>>>

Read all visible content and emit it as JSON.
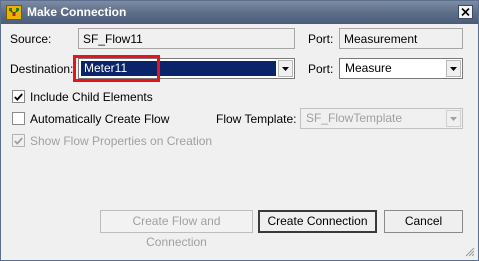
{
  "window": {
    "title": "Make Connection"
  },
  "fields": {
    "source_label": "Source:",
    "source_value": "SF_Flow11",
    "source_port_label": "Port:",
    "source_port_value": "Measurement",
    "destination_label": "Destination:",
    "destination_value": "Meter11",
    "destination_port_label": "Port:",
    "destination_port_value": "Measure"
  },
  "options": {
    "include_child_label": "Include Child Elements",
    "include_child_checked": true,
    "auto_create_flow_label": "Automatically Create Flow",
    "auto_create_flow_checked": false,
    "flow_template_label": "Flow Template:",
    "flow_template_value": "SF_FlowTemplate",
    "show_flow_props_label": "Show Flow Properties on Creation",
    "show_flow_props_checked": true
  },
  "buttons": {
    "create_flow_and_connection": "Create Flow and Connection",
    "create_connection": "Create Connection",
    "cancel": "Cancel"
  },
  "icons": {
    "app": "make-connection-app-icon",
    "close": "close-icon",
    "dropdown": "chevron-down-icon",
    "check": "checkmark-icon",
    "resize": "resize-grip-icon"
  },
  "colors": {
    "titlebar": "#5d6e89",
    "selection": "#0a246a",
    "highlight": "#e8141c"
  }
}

<<<

# [PROBLEM STATEMENT]
Retype the data above exactly; pictures are not part of the copy.

# [ANSWER TO THE PROBLEM]
Read all visible content and emit it as JSON.
{
  "window": {
    "title": "Make Connection"
  },
  "fields": {
    "source_label": "Source:",
    "source_value": "SF_Flow11",
    "source_port_label": "Port:",
    "source_port_value": "Measurement",
    "destination_label": "Destination:",
    "destination_value": "Meter11",
    "destination_port_label": "Port:",
    "destination_port_value": "Measure"
  },
  "options": {
    "include_child_label": "Include Child Elements",
    "include_child_checked": true,
    "auto_create_flow_label": "Automatically Create Flow",
    "auto_create_flow_checked": false,
    "flow_template_label": "Flow Template:",
    "flow_template_value": "SF_FlowTemplate",
    "show_flow_props_label": "Show Flow Properties on Creation",
    "show_flow_props_checked": true
  },
  "buttons": {
    "create_flow_and_connection": "Create Flow and Connection",
    "create_connection": "Create Connection",
    "cancel": "Cancel"
  },
  "icons": {
    "app": "make-connection-app-icon",
    "close": "close-icon",
    "dropdown": "chevron-down-icon",
    "check": "checkmark-icon",
    "resize": "resize-grip-icon"
  },
  "colors": {
    "titlebar": "#5d6e89",
    "selection": "#0a246a",
    "highlight": "#e8141c"
  }
}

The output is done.